- Given exercise -
Search the material below for the word "Anto". Copy every line that has it.

Stored dataset items
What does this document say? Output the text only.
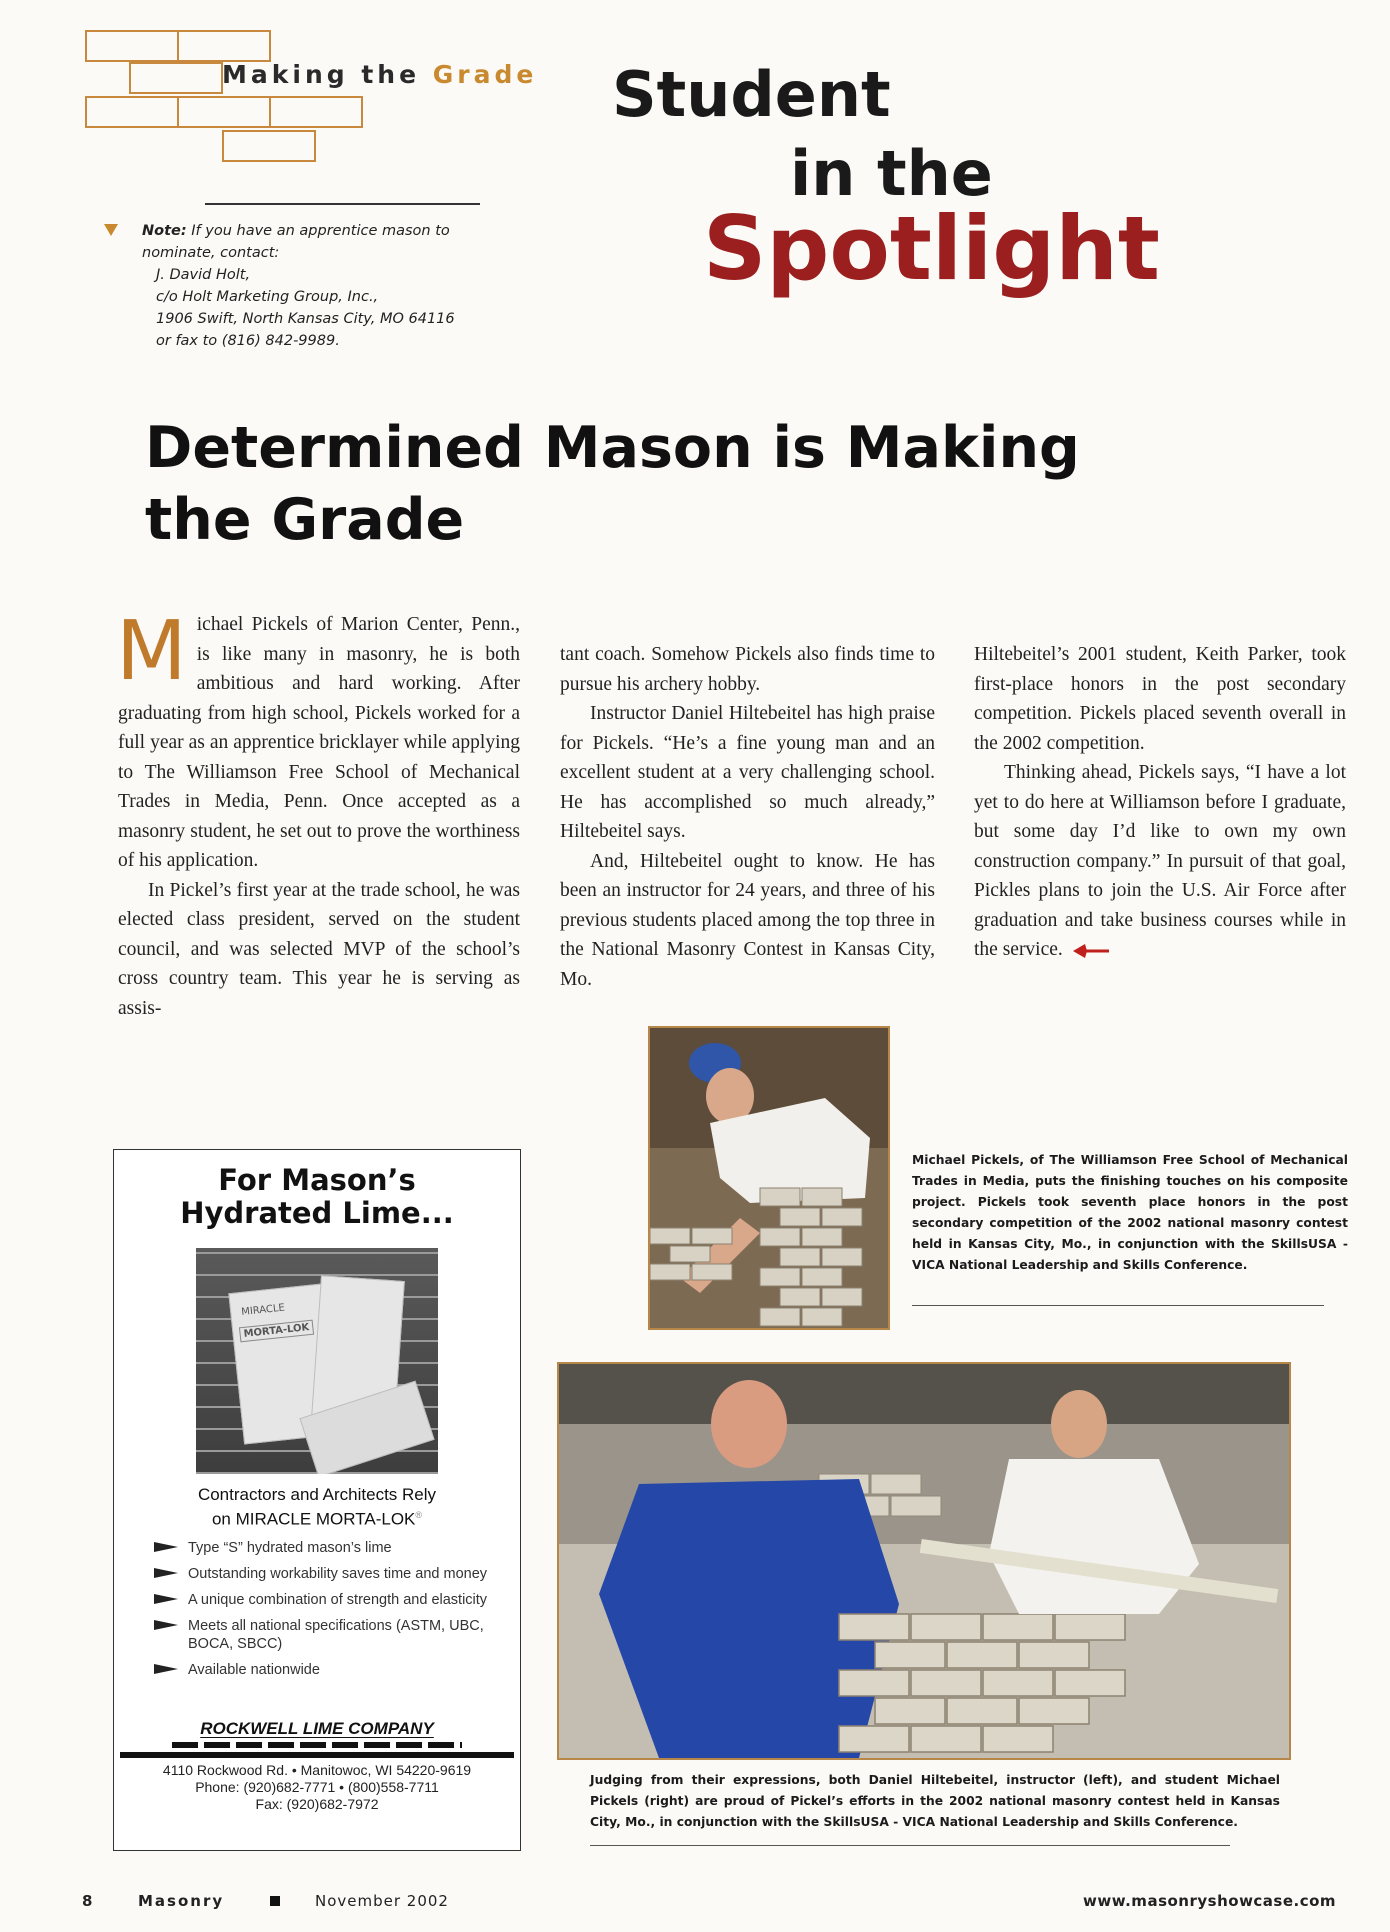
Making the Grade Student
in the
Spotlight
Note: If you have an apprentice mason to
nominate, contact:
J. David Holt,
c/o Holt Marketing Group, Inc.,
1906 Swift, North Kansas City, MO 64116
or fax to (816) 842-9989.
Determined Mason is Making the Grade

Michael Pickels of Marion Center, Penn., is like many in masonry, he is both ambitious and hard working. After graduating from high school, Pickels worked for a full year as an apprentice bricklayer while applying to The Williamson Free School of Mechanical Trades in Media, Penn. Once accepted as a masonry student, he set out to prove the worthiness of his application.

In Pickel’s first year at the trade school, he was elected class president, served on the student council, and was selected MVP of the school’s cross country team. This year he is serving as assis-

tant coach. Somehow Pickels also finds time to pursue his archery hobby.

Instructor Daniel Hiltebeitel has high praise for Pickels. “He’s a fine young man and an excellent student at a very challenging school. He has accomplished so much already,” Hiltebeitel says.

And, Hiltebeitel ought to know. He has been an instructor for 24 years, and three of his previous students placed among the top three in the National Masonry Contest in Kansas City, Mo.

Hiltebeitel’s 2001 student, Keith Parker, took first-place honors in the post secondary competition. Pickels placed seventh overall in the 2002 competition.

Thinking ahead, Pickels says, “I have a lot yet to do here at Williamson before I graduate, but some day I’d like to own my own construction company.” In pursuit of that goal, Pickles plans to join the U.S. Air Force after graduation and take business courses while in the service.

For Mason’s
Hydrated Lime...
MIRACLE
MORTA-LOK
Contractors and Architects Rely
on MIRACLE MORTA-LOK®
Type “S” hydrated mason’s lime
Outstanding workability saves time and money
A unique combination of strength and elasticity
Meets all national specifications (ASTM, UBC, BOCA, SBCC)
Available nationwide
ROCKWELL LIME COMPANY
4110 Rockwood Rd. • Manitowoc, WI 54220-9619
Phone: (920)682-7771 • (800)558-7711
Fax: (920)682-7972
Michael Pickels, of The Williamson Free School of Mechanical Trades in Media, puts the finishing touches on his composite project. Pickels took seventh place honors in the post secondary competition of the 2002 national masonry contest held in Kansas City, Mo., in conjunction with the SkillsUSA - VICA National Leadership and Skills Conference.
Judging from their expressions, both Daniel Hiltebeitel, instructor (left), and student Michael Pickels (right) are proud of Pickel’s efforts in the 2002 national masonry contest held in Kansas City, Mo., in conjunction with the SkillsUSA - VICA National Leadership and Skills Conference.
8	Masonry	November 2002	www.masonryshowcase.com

--

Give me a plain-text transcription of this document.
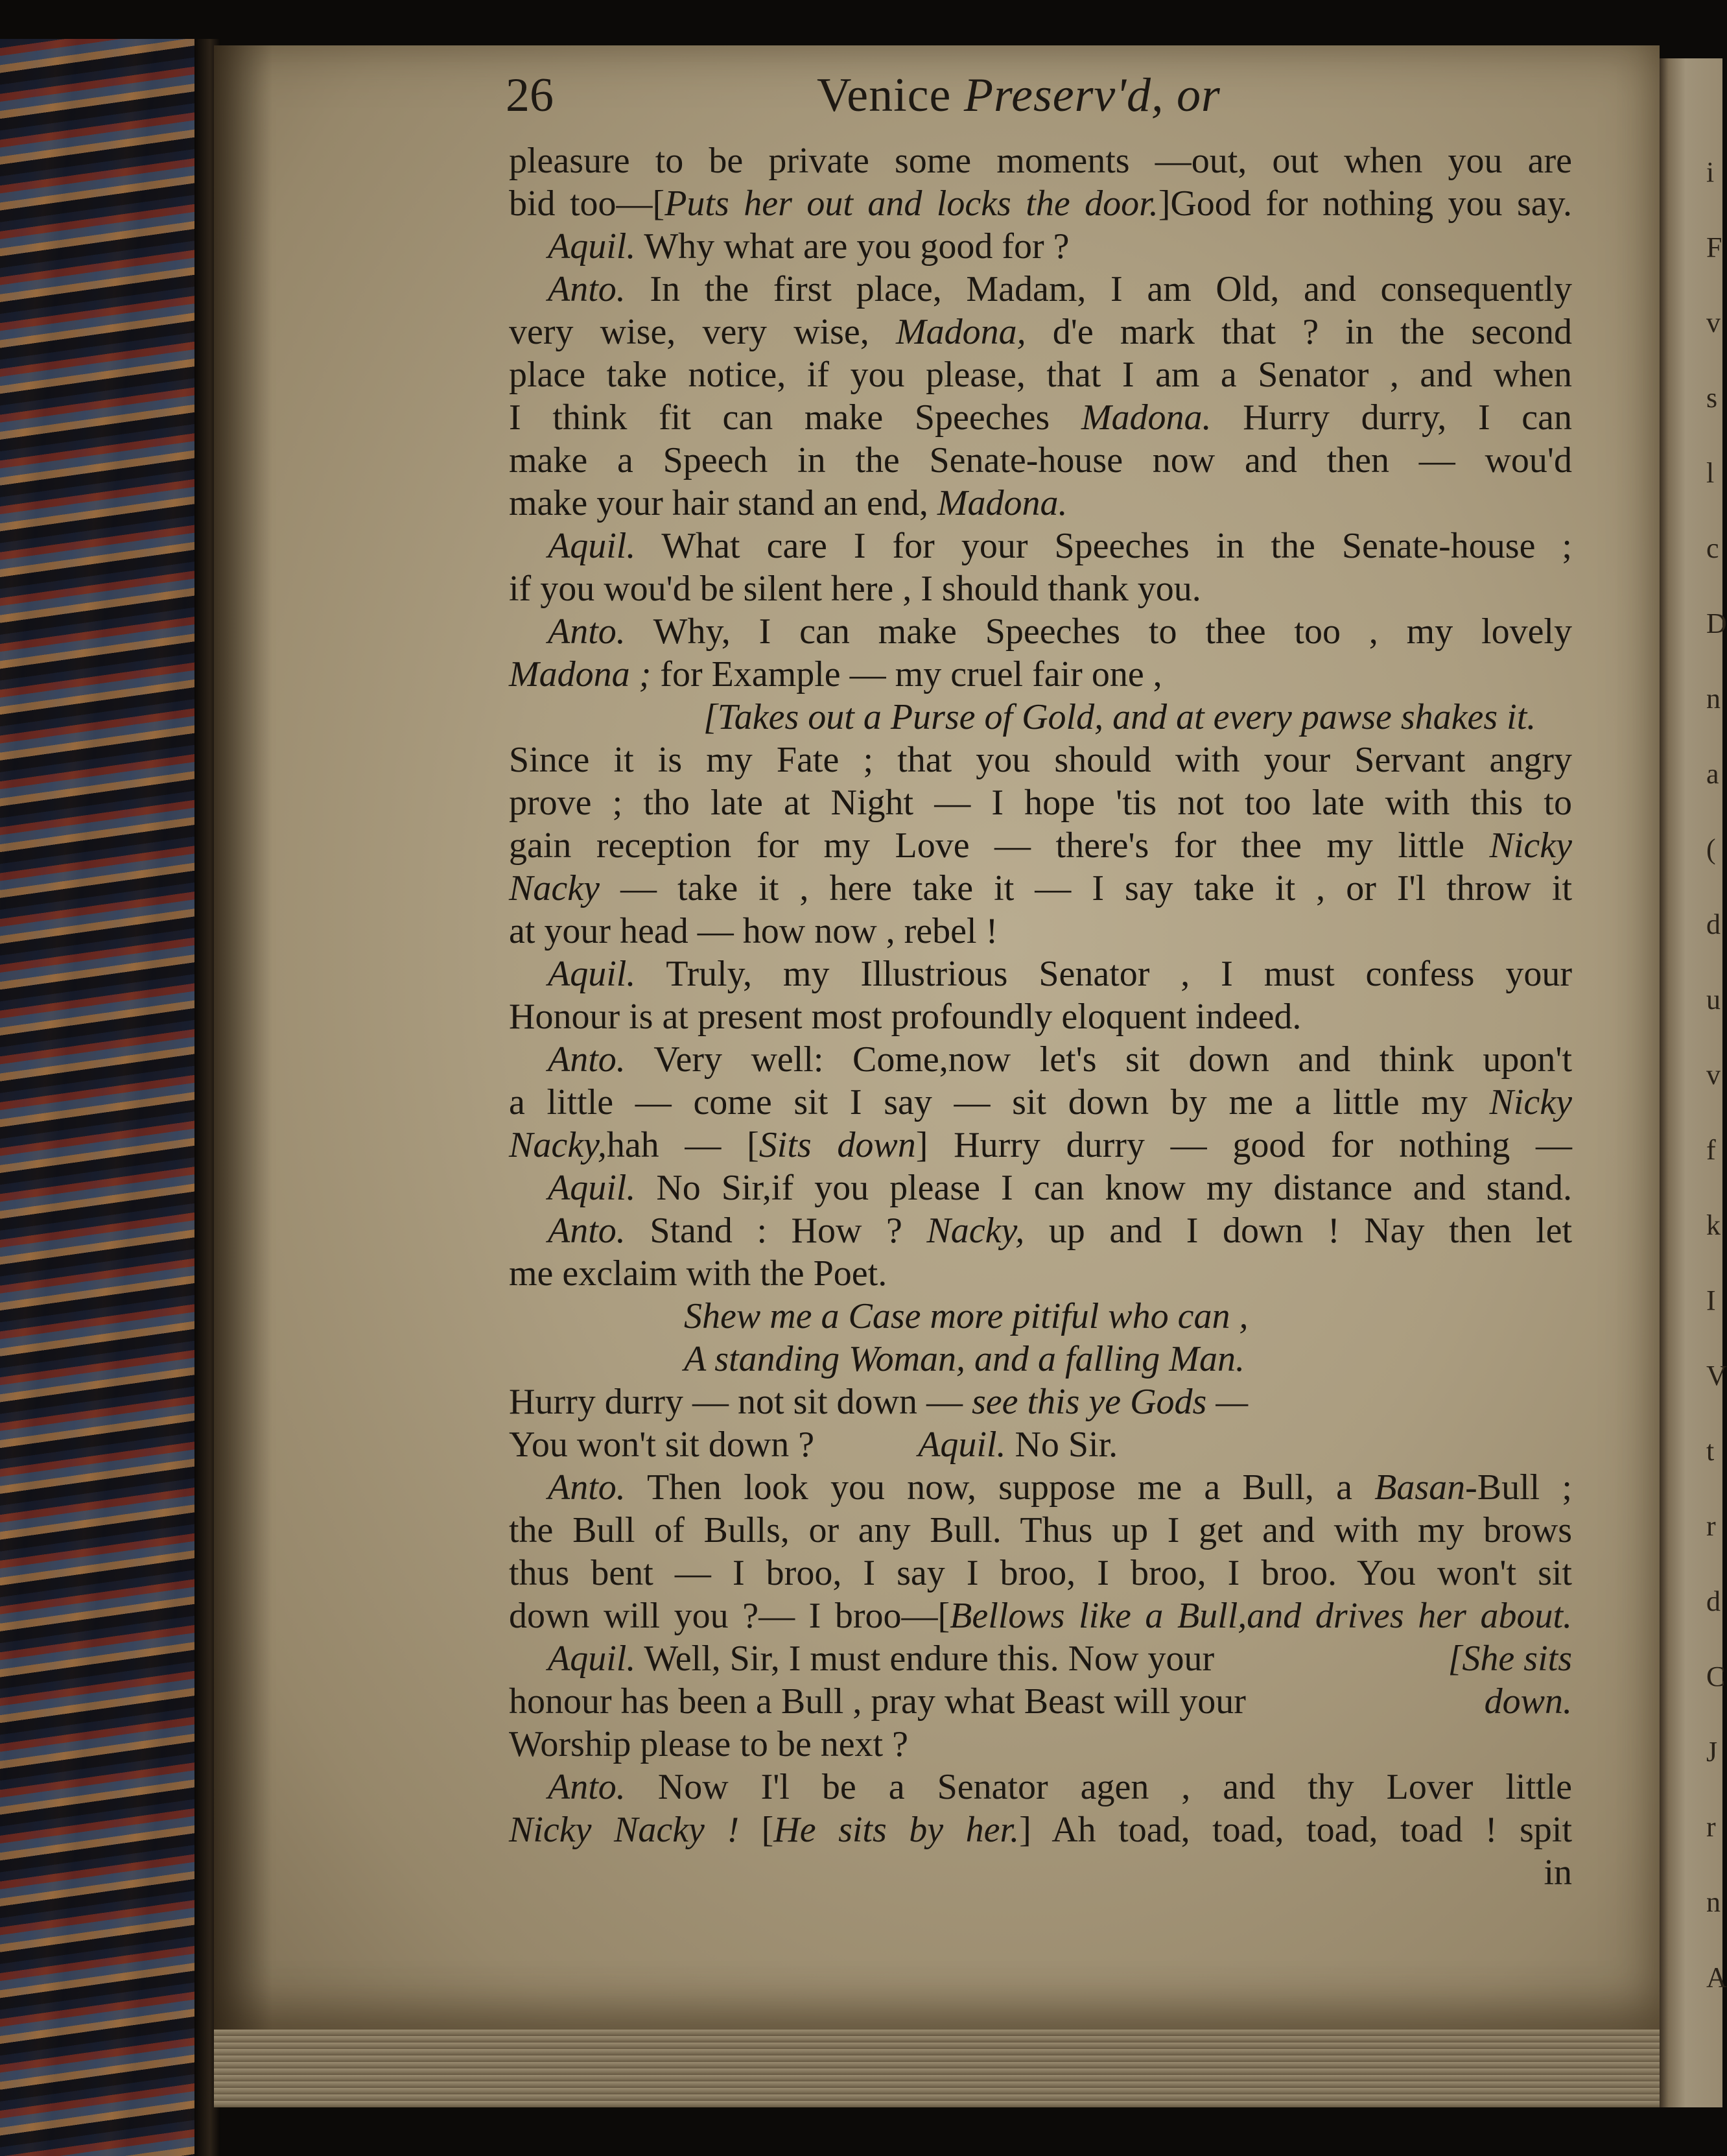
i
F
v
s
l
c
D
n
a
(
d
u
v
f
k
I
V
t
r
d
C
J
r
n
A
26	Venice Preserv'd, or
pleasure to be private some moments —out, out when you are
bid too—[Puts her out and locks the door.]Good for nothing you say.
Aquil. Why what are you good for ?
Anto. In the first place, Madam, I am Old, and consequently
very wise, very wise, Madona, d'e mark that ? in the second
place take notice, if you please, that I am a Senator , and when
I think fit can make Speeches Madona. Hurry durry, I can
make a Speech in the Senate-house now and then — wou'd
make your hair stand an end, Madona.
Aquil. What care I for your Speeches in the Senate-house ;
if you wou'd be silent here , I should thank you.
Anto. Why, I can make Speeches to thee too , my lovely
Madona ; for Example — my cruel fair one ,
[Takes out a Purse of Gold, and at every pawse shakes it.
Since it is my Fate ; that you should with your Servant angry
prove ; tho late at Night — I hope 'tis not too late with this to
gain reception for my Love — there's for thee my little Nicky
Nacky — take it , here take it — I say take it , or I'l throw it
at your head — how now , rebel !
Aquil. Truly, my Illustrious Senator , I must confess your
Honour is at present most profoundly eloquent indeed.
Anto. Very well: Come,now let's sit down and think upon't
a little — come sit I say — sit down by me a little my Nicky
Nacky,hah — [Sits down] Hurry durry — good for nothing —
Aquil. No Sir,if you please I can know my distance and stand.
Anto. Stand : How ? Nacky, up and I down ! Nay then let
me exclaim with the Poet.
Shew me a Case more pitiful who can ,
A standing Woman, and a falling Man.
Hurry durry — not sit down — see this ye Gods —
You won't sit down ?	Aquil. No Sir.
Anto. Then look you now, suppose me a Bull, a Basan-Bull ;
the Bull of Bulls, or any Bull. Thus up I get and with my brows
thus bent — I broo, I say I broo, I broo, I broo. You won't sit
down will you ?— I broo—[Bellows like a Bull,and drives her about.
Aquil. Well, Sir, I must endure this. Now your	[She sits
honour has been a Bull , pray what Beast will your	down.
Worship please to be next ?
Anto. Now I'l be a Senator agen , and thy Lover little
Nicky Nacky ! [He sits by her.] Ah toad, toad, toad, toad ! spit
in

- Completed task -
Anto. In the first place, Madam, I am Old, and consequently
Anto. Why, I can make Speeches to thee too , my lovely
Anto. Very well: Come,now let's sit down and think upon't
Anto. Stand : How ? Nacky, up and I down ! Nay then let
Anto. Then look you now, suppose me a Bull, a Basan-Bull ;
Anto. Now I'l be a Senator agen , and thy Lover little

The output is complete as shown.